Aim> All of the data below must be repeated exactly.
★ ★ ★ ★ ★ ★ ★
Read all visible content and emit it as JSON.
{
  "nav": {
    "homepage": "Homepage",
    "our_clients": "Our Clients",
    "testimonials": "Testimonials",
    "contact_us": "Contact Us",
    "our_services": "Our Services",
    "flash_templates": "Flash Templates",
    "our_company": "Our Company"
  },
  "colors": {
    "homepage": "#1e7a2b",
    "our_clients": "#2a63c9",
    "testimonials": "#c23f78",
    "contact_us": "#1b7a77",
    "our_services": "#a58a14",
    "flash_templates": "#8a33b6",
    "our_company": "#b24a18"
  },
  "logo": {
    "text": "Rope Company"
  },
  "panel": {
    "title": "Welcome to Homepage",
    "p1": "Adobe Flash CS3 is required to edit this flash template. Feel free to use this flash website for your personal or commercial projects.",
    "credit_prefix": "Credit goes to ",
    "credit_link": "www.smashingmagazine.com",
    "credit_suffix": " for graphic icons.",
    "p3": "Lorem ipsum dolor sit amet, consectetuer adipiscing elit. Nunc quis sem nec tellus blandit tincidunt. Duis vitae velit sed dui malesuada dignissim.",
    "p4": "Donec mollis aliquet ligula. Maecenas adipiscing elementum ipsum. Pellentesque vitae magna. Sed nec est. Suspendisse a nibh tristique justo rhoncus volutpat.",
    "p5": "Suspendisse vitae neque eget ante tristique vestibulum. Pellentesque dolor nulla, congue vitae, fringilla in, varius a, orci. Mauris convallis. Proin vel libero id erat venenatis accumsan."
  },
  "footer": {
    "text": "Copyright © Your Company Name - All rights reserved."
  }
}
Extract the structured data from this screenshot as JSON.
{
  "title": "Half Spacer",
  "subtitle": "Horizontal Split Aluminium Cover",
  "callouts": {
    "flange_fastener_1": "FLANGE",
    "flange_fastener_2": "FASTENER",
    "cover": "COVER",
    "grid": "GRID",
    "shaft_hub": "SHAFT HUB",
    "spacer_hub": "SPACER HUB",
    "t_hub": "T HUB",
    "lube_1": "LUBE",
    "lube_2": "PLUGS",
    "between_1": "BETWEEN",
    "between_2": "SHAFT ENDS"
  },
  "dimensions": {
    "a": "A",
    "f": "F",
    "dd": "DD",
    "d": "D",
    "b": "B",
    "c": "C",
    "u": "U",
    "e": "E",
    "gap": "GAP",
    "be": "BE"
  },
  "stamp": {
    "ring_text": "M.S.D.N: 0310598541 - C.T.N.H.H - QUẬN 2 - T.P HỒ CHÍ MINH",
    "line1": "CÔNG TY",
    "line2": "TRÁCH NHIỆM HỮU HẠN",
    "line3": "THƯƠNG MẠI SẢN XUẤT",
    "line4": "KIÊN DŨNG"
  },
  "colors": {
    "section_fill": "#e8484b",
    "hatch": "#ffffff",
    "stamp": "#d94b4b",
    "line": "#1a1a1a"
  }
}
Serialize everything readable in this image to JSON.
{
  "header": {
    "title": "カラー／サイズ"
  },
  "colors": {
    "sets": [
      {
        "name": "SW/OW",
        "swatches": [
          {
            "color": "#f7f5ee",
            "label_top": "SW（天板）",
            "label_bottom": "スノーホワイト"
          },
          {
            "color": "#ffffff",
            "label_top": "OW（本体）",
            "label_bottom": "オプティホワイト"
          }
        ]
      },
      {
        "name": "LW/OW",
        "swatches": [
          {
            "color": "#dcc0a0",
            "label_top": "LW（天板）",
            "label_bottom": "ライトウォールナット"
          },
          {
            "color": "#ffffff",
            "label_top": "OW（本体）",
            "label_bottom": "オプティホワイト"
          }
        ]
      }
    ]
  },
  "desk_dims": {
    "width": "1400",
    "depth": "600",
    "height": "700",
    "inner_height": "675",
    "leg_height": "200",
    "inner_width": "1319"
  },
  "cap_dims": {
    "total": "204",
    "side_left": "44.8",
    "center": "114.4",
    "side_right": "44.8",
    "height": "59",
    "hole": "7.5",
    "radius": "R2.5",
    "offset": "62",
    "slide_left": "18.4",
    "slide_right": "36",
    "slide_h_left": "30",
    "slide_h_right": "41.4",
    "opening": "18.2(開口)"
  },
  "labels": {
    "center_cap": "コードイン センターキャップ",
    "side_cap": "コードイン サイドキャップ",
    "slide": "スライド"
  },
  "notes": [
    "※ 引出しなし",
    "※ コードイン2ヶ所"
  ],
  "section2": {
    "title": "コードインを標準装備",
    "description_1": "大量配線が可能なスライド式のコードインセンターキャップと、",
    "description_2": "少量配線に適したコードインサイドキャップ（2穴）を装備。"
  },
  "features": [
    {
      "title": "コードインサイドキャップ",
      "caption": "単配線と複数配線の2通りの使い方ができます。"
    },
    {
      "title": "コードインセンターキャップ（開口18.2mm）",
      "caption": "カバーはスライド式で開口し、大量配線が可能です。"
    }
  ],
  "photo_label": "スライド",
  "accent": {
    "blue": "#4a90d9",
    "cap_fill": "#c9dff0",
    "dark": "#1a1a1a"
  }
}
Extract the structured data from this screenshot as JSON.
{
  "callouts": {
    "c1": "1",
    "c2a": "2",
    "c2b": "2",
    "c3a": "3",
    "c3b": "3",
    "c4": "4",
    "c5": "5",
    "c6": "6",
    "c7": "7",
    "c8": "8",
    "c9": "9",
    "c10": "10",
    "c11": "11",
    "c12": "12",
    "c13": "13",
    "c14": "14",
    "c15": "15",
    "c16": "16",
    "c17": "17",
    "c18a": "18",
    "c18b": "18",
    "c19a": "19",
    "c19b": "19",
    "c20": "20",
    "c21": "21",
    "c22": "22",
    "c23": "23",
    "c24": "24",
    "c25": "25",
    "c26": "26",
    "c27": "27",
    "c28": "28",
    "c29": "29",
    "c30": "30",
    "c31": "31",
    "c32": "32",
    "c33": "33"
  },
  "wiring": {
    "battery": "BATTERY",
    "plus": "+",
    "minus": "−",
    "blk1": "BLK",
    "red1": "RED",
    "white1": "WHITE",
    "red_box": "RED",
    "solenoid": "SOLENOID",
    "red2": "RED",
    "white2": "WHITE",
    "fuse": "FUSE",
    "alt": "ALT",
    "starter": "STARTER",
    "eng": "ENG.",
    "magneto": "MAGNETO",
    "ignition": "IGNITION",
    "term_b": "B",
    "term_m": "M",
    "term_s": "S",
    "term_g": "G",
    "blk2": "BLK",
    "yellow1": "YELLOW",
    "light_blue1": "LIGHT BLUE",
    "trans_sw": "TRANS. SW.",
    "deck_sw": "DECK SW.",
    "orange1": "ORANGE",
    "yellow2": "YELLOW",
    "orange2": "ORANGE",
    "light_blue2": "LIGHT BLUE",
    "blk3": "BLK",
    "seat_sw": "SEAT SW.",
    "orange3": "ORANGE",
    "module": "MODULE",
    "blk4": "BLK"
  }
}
★ ★ ★ ★ ★ ★ ★
Written response>
Read all visible content and emit it as JSON.
{
  "nav": {
    "homepage": "Homepage",
    "our_clients": "Our Clients",
    "testimonials": "Testimonials",
    "contact_us": "Contact Us",
    "our_services": "Our Services",
    "flash_templates": "Flash Templates",
    "our_company": "Our Company"
  },
  "colors": {
    "homepage": "#1e7a2b",
    "our_clients": "#2a63c9",
    "testimonials": "#c23f78",
    "contact_us": "#1b7a77",
    "our_services": "#a58a14",
    "flash_templates": "#8a33b6",
    "our_company": "#b24a18"
  },
  "logo": {
    "text": "Rope Company"
  },
  "panel": {
    "title": "Welcome to Homepage",
    "p1": "Adobe Flash CS3 is required to edit this flash template. Feel free to use this flash website for your personal or commercial projects.",
    "credit_prefix": "Credit goes to ",
    "credit_link": "www.smashingmagazine.com",
    "credit_suffix": " for graphic icons.",
    "p3": "Lorem ipsum dolor sit amet, consectetuer adipiscing elit. Nunc quis sem nec tellus blandit tincidunt. Duis vitae velit sed dui malesuada dignissim.",
    "p4": "Donec mollis aliquet ligula. Maecenas adipiscing elementum ipsum. Pellentesque vitae magna. Sed nec est. Suspendisse a nibh tristique justo rhoncus volutpat.",
    "p5": "Suspendisse vitae neque eget ante tristique vestibulum. Pellentesque dolor nulla, congue vitae, fringilla in, varius a, orci. Mauris convallis. Proin vel libero id erat venenatis accumsan."
  },
  "footer": {
    "text": "Copyright © Your Company Name - All rights reserved."
  }
}
Extract the structured data from this screenshot as JSON.
{
  "title": "Half Spacer",
  "subtitle": "Horizontal Split Aluminium Cover",
  "callouts": {
    "flange_fastener_1": "FLANGE",
    "flange_fastener_2": "FASTENER",
    "cover": "COVER",
    "grid": "GRID",
    "shaft_hub": "SHAFT HUB",
    "spacer_hub": "SPACER HUB",
    "t_hub": "T HUB",
    "lube_1": "LUBE",
    "lube_2": "PLUGS",
    "between_1": "BETWEEN",
    "between_2": "SHAFT ENDS"
  },
  "dimensions": {
    "a": "A",
    "f": "F",
    "dd": "DD",
    "d": "D",
    "b": "B",
    "c": "C",
    "u": "U",
    "e": "E",
    "gap": "GAP",
    "be": "BE"
  },
  "stamp": {
    "ring_text": "M.S.D.N: 0310598541 - C.T.N.H.H - QUẬN 2 - T.P HỒ CHÍ MINH",
    "line1": "CÔNG TY",
    "line2": "TRÁCH NHIỆM HỮU HẠN",
    "line3": "THƯƠNG MẠI SẢN XUẤT",
    "line4": "KIÊN DŨNG"
  },
  "colors": {
    "section_fill": "#e8484b",
    "hatch": "#ffffff",
    "stamp": "#d94b4b",
    "line": "#1a1a1a"
  }
}
Serialize everything readable in this image to JSON.
{
  "header": {
    "title": "カラー／サイズ"
  },
  "colors": {
    "sets": [
      {
        "name": "SW/OW",
        "swatches": [
          {
            "color": "#f7f5ee",
            "label_top": "SW（天板）",
            "label_bottom": "スノーホワイト"
          },
          {
            "color": "#ffffff",
            "label_top": "OW（本体）",
            "label_bottom": "オプティホワイト"
          }
        ]
      },
      {
        "name": "LW/OW",
        "swatches": [
          {
            "color": "#dcc0a0",
            "label_top": "LW（天板）",
            "label_bottom": "ライトウォールナット"
          },
          {
            "color": "#ffffff",
            "label_top": "OW（本体）",
            "label_bottom": "オプティホワイト"
          }
        ]
      }
    ]
  },
  "desk_dims": {
    "width": "1400",
    "depth": "600",
    "height": "700",
    "inner_height": "675",
    "leg_height": "200",
    "inner_width": "1319"
  },
  "cap_dims": {
    "total": "204",
    "side_left": "44.8",
    "center": "114.4",
    "side_right": "44.8",
    "height": "59",
    "hole": "7.5",
    "radius": "R2.5",
    "offset": "62",
    "slide_left": "18.4",
    "slide_right": "36",
    "slide_h_left": "30",
    "slide_h_right": "41.4",
    "opening": "18.2(開口)"
  },
  "labels": {
    "center_cap": "コードイン センターキャップ",
    "side_cap": "コードイン サイドキャップ",
    "slide": "スライド"
  },
  "notes": [
    "※ 引出しなし",
    "※ コードイン2ヶ所"
  ],
  "section2": {
    "title": "コードインを標準装備",
    "description_1": "大量配線が可能なスライド式のコードインセンターキャップと、",
    "description_2": "少量配線に適したコードインサイドキャップ（2穴）を装備。"
  },
  "features": [
    {
      "title": "コードインサイドキャップ",
      "caption": "単配線と複数配線の2通りの使い方ができます。"
    },
    {
      "title": "コードインセンターキャップ（開口18.2mm）",
      "caption": "カバーはスライド式で開口し、大量配線が可能です。"
    }
  ],
  "photo_label": "スライド",
  "accent": {
    "blue": "#4a90d9",
    "cap_fill": "#c9dff0",
    "dark": "#1a1a1a"
  }
}
Extract the structured data from this screenshot as JSON.
{
  "callouts": {
    "c1": "1",
    "c2a": "2",
    "c2b": "2",
    "c3a": "3",
    "c3b": "3",
    "c4": "4",
    "c5": "5",
    "c6": "6",
    "c7": "7",
    "c8": "8",
    "c9": "9",
    "c10": "10",
    "c11": "11",
    "c12": "12",
    "c13": "13",
    "c14": "14",
    "c15": "15",
    "c16": "16",
    "c17": "17",
    "c18a": "18",
    "c18b": "18",
    "c19a": "19",
    "c19b": "19",
    "c20": "20",
    "c21": "21",
    "c22": "22",
    "c23": "23",
    "c24": "24",
    "c25": "25",
    "c26": "26",
    "c27": "27",
    "c28": "28",
    "c29": "29",
    "c30": "30",
    "c31": "31",
    "c32": "32",
    "c33": "33"
  },
  "wiring": {
    "battery": "BATTERY",
    "plus": "+",
    "minus": "−",
    "blk1": "BLK",
    "red1": "RED",
    "white1": "WHITE",
    "red_box": "RED",
    "solenoid": "SOLENOID",
    "red2": "RED",
    "white2": "WHITE",
    "fuse": "FUSE",
    "alt": "ALT",
    "starter": "STARTER",
    "eng": "ENG.",
    "magneto": "MAGNETO",
    "ignition": "IGNITION",
    "term_b": "B",
    "term_m": "M",
    "term_s": "S",
    "term_g": "G",
    "blk2": "BLK",
    "yellow1": "YELLOW",
    "light_blue1": "LIGHT BLUE",
    "trans_sw": "TRANS. SW.",
    "deck_sw": "DECK SW.",
    "orange1": "ORANGE",
    "yellow2": "YELLOW",
    "orange2": "ORANGE",
    "light_blue2": "LIGHT BLUE",
    "blk3": "BLK",
    "seat_sw": "SEAT SW.",
    "orange3": "ORANGE",
    "module": "MODULE",
    "blk4": "BLK"
  }
}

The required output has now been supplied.